◆ **Source data**:
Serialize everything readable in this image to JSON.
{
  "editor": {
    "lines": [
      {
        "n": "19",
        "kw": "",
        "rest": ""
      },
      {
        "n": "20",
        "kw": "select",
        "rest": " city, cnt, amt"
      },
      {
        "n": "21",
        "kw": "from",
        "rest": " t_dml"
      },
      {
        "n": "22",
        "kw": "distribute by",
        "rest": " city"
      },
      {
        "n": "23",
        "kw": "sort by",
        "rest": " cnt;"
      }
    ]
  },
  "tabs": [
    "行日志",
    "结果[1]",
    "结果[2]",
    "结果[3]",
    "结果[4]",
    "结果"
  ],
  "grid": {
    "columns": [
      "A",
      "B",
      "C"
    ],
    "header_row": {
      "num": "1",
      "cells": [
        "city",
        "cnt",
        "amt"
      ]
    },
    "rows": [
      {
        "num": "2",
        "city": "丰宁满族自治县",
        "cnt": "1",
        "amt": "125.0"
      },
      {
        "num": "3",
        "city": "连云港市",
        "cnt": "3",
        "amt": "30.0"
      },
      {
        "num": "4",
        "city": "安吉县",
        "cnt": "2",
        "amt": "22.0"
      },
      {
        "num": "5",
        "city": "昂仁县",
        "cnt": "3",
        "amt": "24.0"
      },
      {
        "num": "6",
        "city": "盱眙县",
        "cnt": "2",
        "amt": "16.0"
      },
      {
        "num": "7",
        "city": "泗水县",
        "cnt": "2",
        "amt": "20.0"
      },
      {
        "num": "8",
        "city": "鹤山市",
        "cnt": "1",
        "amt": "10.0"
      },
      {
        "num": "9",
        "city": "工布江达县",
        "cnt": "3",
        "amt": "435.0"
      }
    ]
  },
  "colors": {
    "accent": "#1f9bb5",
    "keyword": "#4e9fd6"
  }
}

◆ **The task**: In the records above, locate the lines holding the word "rest". Copy each of them.

◆ **Task output**:
        "rest": ""
        "rest": " city, cnt, amt"
        "rest": " t_dml"
        "rest": " city"
        "rest": " cnt;"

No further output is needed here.